Problem details ::
Go through the data and copy every line exactly, but not the images.

Material supplied ::
•••••
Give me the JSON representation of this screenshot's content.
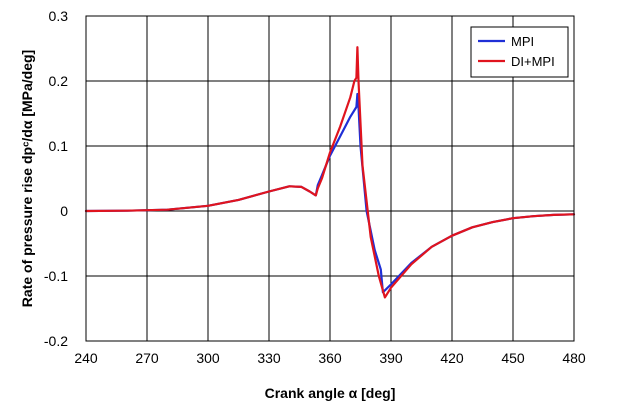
{
  "chart_data": {
    "type": "line",
    "xlabel": "Crank angle α [deg]",
    "ylabel": "Rate of pressure rise dpᶜ/dα [MPa/deg]",
    "xlim": [
      240,
      480
    ],
    "ylim": [
      -0.2,
      0.3
    ],
    "xticks": [
      240,
      270,
      300,
      330,
      360,
      390,
      420,
      450,
      480
    ],
    "yticks": [
      -0.2,
      -0.1,
      0,
      0.1,
      0.2,
      0.3
    ],
    "xtick_labels": [
      "240",
      "270",
      "300",
      "330",
      "360",
      "390",
      "420",
      "450",
      "480"
    ],
    "ytick_labels": [
      "-0.2",
      "-0.1",
      "0",
      "0.1",
      "0.2",
      "0.3"
    ],
    "grid": true,
    "legend": "top-right",
    "series": [
      {
        "name": "MPI",
        "color": "#1f2fd6",
        "x": [
          240,
          260,
          280,
          300,
          315,
          330,
          340,
          346,
          350,
          353,
          354,
          356,
          360,
          365,
          370,
          373,
          373.5,
          374,
          375,
          378,
          382,
          385,
          386,
          390,
          400,
          410,
          420,
          430,
          440,
          450,
          460,
          470,
          480
        ],
        "y": [
          0.0,
          0.0005,
          0.002,
          0.008,
          0.017,
          0.03,
          0.038,
          0.037,
          0.03,
          0.024,
          0.04,
          0.055,
          0.085,
          0.115,
          0.145,
          0.16,
          0.18,
          0.16,
          0.1,
          0.0,
          -0.06,
          -0.09,
          -0.125,
          -0.113,
          -0.08,
          -0.055,
          -0.038,
          -0.025,
          -0.017,
          -0.011,
          -0.008,
          -0.006,
          -0.005
        ]
      },
      {
        "name": "DI+MPI",
        "color": "#e0141e",
        "x": [
          240,
          260,
          280,
          300,
          315,
          330,
          340,
          346,
          350,
          353,
          354,
          356,
          360,
          365,
          370,
          372,
          373,
          373.5,
          374,
          376,
          380,
          384,
          387,
          390,
          400,
          410,
          420,
          430,
          440,
          450,
          460,
          470,
          480
        ],
        "y": [
          0.0,
          0.0005,
          0.002,
          0.008,
          0.017,
          0.03,
          0.038,
          0.037,
          0.03,
          0.024,
          0.035,
          0.05,
          0.09,
          0.13,
          0.175,
          0.2,
          0.205,
          0.252,
          0.2,
          0.07,
          -0.04,
          -0.1,
          -0.133,
          -0.118,
          -0.082,
          -0.055,
          -0.038,
          -0.025,
          -0.017,
          -0.011,
          -0.008,
          -0.006,
          -0.005
        ]
      }
    ]
  }
}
•••••
Complete response ::
Give me the JSON representation of this screenshot's content.
{
  "chart_data": {
    "type": "line",
    "xlabel": "Crank angle α [deg]",
    "ylabel": "Rate of pressure rise dpᶜ/dα [MPa/deg]",
    "xlim": [
      240,
      480
    ],
    "ylim": [
      -0.2,
      0.3
    ],
    "xticks": [
      240,
      270,
      300,
      330,
      360,
      390,
      420,
      450,
      480
    ],
    "yticks": [
      -0.2,
      -0.1,
      0,
      0.1,
      0.2,
      0.3
    ],
    "xtick_labels": [
      "240",
      "270",
      "300",
      "330",
      "360",
      "390",
      "420",
      "450",
      "480"
    ],
    "ytick_labels": [
      "-0.2",
      "-0.1",
      "0",
      "0.1",
      "0.2",
      "0.3"
    ],
    "grid": true,
    "legend": "top-right",
    "series": [
      {
        "name": "MPI",
        "color": "#1f2fd6",
        "x": [
          240,
          260,
          280,
          300,
          315,
          330,
          340,
          346,
          350,
          353,
          354,
          356,
          360,
          365,
          370,
          373,
          373.5,
          374,
          375,
          378,
          382,
          385,
          386,
          390,
          400,
          410,
          420,
          430,
          440,
          450,
          460,
          470,
          480
        ],
        "y": [
          0.0,
          0.0005,
          0.002,
          0.008,
          0.017,
          0.03,
          0.038,
          0.037,
          0.03,
          0.024,
          0.04,
          0.055,
          0.085,
          0.115,
          0.145,
          0.16,
          0.18,
          0.16,
          0.1,
          0.0,
          -0.06,
          -0.09,
          -0.125,
          -0.113,
          -0.08,
          -0.055,
          -0.038,
          -0.025,
          -0.017,
          -0.011,
          -0.008,
          -0.006,
          -0.005
        ]
      },
      {
        "name": "DI+MPI",
        "color": "#e0141e",
        "x": [
          240,
          260,
          280,
          300,
          315,
          330,
          340,
          346,
          350,
          353,
          354,
          356,
          360,
          365,
          370,
          372,
          373,
          373.5,
          374,
          376,
          380,
          384,
          387,
          390,
          400,
          410,
          420,
          430,
          440,
          450,
          460,
          470,
          480
        ],
        "y": [
          0.0,
          0.0005,
          0.002,
          0.008,
          0.017,
          0.03,
          0.038,
          0.037,
          0.03,
          0.024,
          0.035,
          0.05,
          0.09,
          0.13,
          0.175,
          0.2,
          0.205,
          0.252,
          0.2,
          0.07,
          -0.04,
          -0.1,
          -0.133,
          -0.118,
          -0.082,
          -0.055,
          -0.038,
          -0.025,
          -0.017,
          -0.011,
          -0.008,
          -0.006,
          -0.005
        ]
      }
    ]
  }
}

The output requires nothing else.